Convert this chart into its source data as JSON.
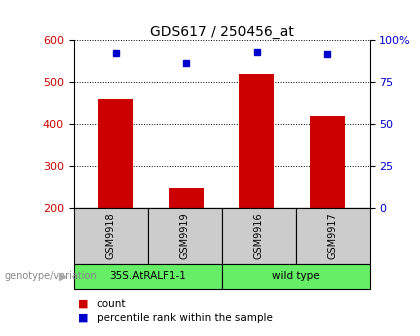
{
  "title": "GDS617 / 250456_at",
  "samples": [
    "GSM9918",
    "GSM9919",
    "GSM9916",
    "GSM9917"
  ],
  "counts": [
    460,
    248,
    520,
    420
  ],
  "percentile_values_display": [
    570,
    545,
    572,
    567
  ],
  "ylim_left": [
    200,
    600
  ],
  "ylim_right": [
    0,
    100
  ],
  "yticks_left": [
    200,
    300,
    400,
    500,
    600
  ],
  "yticks_right": [
    0,
    25,
    50,
    75,
    100
  ],
  "yticklabels_right": [
    "0",
    "25",
    "50",
    "75",
    "100%"
  ],
  "bar_color": "#cc0000",
  "dot_color": "#0000cc",
  "bar_width": 0.5,
  "group1_label": "35S.AtRALF1-1",
  "group2_label": "wild type",
  "group_color": "#66ee66",
  "sample_box_color": "#cccccc",
  "group_label_text": "genotype/variation",
  "legend_count_label": "count",
  "legend_pct_label": "percentile rank within the sample",
  "tick_label_color_left": "#cc0000",
  "tick_label_color_right": "#0000cc",
  "arrow_color": "#aaaaaa"
}
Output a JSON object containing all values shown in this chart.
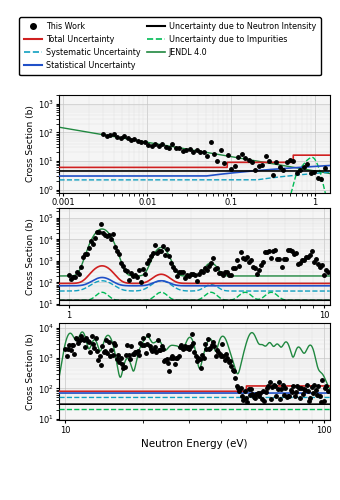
{
  "legend": {
    "this_work": {
      "label": "This Work",
      "color": "black",
      "marker": "o",
      "ms": 3
    },
    "total_unc": {
      "label": "Total Uncertainty",
      "color": "#d02020",
      "lw": 1.2
    },
    "stat_unc": {
      "label": "Statistical Uncertainty",
      "color": "#2050c8",
      "lw": 1.2
    },
    "syst_unc": {
      "label": "Systematic Uncertainty",
      "color": "#10a0c0",
      "ls": "--",
      "lw": 1.0
    },
    "neutron_int": {
      "label": "Uncertainty due to Neutron Intensity",
      "color": "black",
      "lw": 1.2
    },
    "impurity": {
      "label": "Uncertainty due to Impurities",
      "color": "#00bb55",
      "ls": "--",
      "lw": 1.0
    },
    "jendl": {
      "label": "JENDL 4.0",
      "color": "#208840",
      "lw": 1.0
    }
  },
  "panel1": {
    "xmin": 0.0009,
    "xmax": 1.5,
    "ymin": 0.8,
    "ymax": 2000,
    "xticks": [
      0.001,
      0.01,
      0.1,
      1
    ],
    "xticklabels": [
      "0.001",
      "0.01",
      "0.1",
      "1"
    ],
    "ylabel": "Cross Section (b)"
  },
  "panel2": {
    "xmin": 0.92,
    "xmax": 10.5,
    "ymin": 9,
    "ymax": 300000,
    "xticks": [
      1,
      10
    ],
    "xticklabels": [
      "1",
      "10"
    ],
    "ylabel": "Cross Section (b)"
  },
  "panel3": {
    "xmin": 9.5,
    "xmax": 105,
    "ymin": 9,
    "ymax": 15000,
    "xticks": [
      10,
      100
    ],
    "xticklabels": [
      "10",
      "100"
    ],
    "ylabel": "Cross Section (b)",
    "xlabel": "Neutron Energy (eV)"
  },
  "fig_bg": "#ffffff",
  "grid_color": "#bbbbbb",
  "grid_lw": 0.4
}
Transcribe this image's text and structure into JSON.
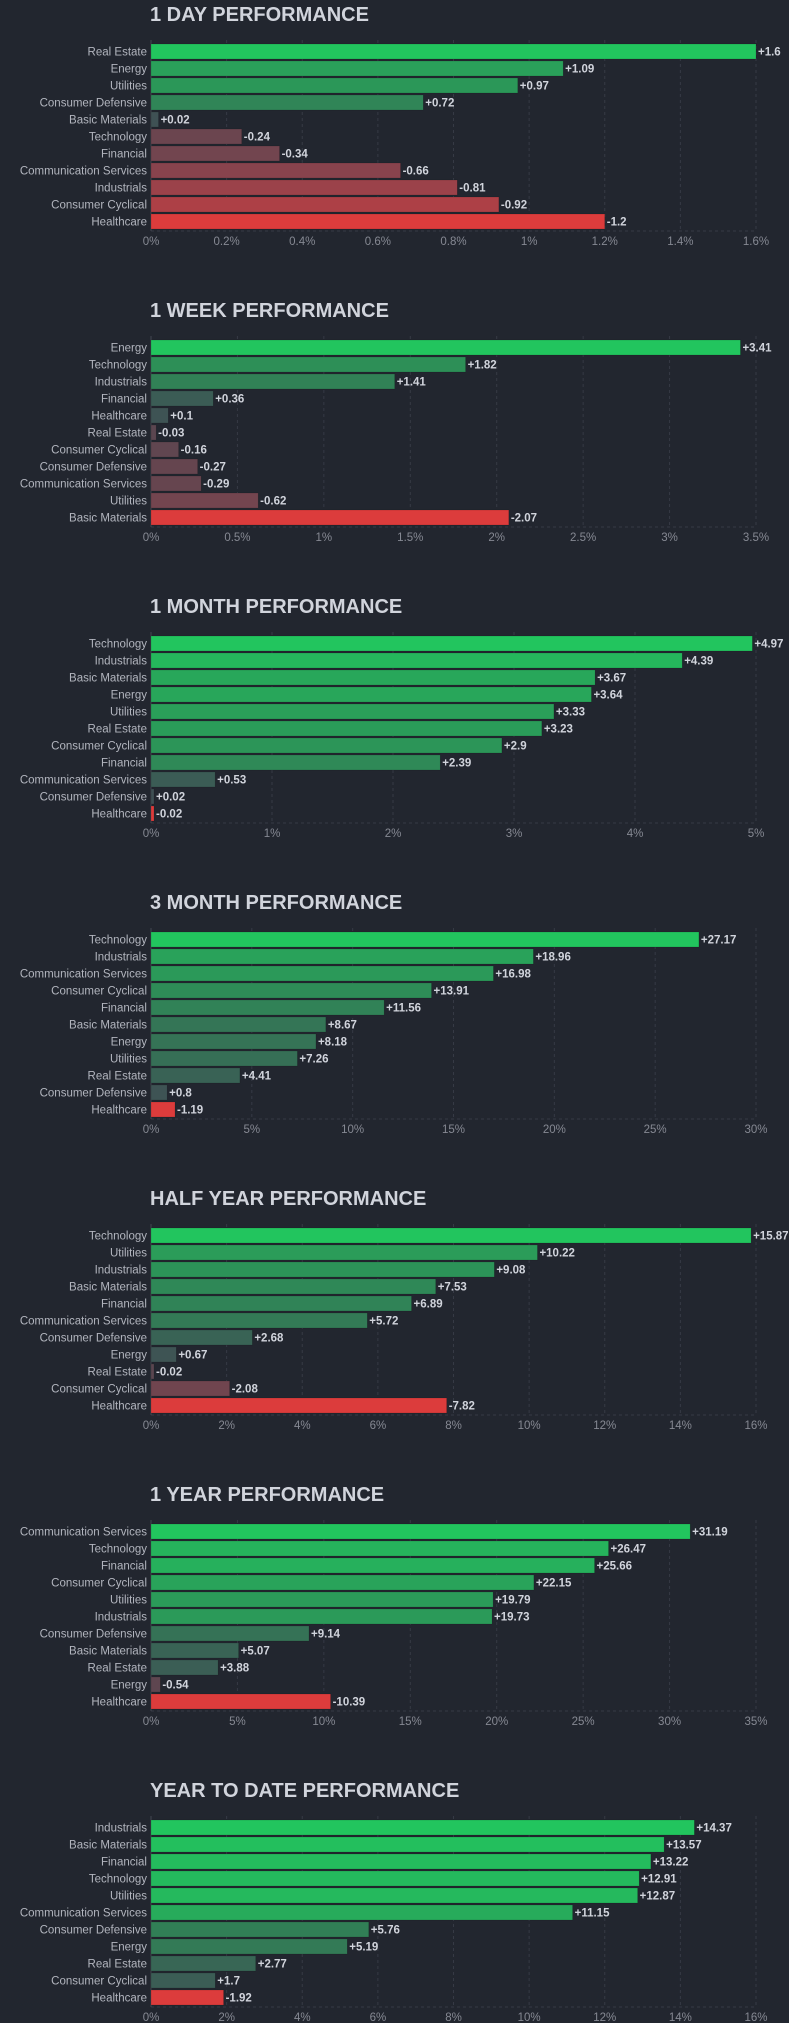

» **Directions**:
Print the complete listing exactly as it stands, without its pictures.

» **The answer**:
Convert this chart into its source data as JSON.
{
  "title": "GDS617 / 250456_at",
  "samples": [
    "GSM9918",
    "GSM9919",
    "GSM9916",
    "GSM9917"
  ],
  "counts": [
    460,
    248,
    520,
    420
  ],
  "percentile_values_display": [
    570,
    545,
    572,
    567
  ],
  "ylim_left": [
    200,
    600
  ],
  "ylim_right": [
    0,
    100
  ],
  "yticks_left": [
    200,
    300,
    400,
    500,
    600
  ],
  "yticks_right": [
    0,
    25,
    50,
    75,
    100
  ],
  "yticklabels_right": [
    "0",
    "25",
    "50",
    "75",
    "100%"
  ],
  "bar_color": "#cc0000",
  "dot_color": "#0000cc",
  "bar_width": 0.5,
  "group1_label": "35S.AtRALF1-1",
  "group2_label": "wild type",
  "group_color": "#66ee66",
  "sample_box_color": "#cccccc",
  "group_label_text": "genotype/variation",
  "legend_count_label": "count",
  "legend_pct_label": "percentile rank within the sample",
  "tick_label_color_left": "#cc0000",
  "tick_label_color_right": "#0000cc",
  "arrow_color": "#aaaaaa"
}
Output a JSON object containing all values shown in this chart.
{
  "legend": {
    "this_work": {
      "label": "This Work",
      "color": "black",
      "marker": "o",
      "ms": 3
    },
    "total_unc": {
      "label": "Total Uncertainty",
      "color": "#d02020",
      "lw": 1.2
    },
    "stat_unc": {
      "label": "Statistical Uncertainty",
      "color": "#2050c8",
      "lw": 1.2
    },
    "syst_unc": {
      "label": "Systematic Uncertainty",
      "color": "#10a0c0",
      "ls": "--",
      "lw": 1.0
    },
    "neutron_int": {
      "label": "Uncertainty due to Neutron Intensity",
      "color": "black",
      "lw": 1.2
    },
    "impurity": {
      "label": "Uncertainty due to Impurities",
      "color": "#00bb55",
      "ls": "--",
      "lw": 1.0
    },
    "jendl": {
      "label": "JENDL 4.0",
      "color": "#208840",
      "lw": 1.0
    }
  },
  "panel1": {
    "xmin": 0.0009,
    "xmax": 1.5,
    "ymin": 0.8,
    "ymax": 2000,
    "xticks": [
      0.001,
      0.01,
      0.1,
      1
    ],
    "xticklabels": [
      "0.001",
      "0.01",
      "0.1",
      "1"
    ],
    "ylabel": "Cross Section (b)"
  },
  "panel2": {
    "xmin": 0.92,
    "xmax": 10.5,
    "ymin": 9,
    "ymax": 300000,
    "xticks": [
      1,
      10
    ],
    "xticklabels": [
      "1",
      "10"
    ],
    "ylabel": "Cross Section (b)"
  },
  "panel3": {
    "xmin": 9.5,
    "xmax": 105,
    "ymin": 9,
    "ymax": 15000,
    "xticks": [
      10,
      100
    ],
    "xticklabels": [
      "10",
      "100"
    ],
    "ylabel": "Cross Section (b)",
    "xlabel": "Neutron Energy (eV)"
  },
  "fig_bg": "#ffffff",
  "grid_color": "#bbbbbb",
  "grid_lw": 0.4
}
Transcribe this image's text and structure into JSON.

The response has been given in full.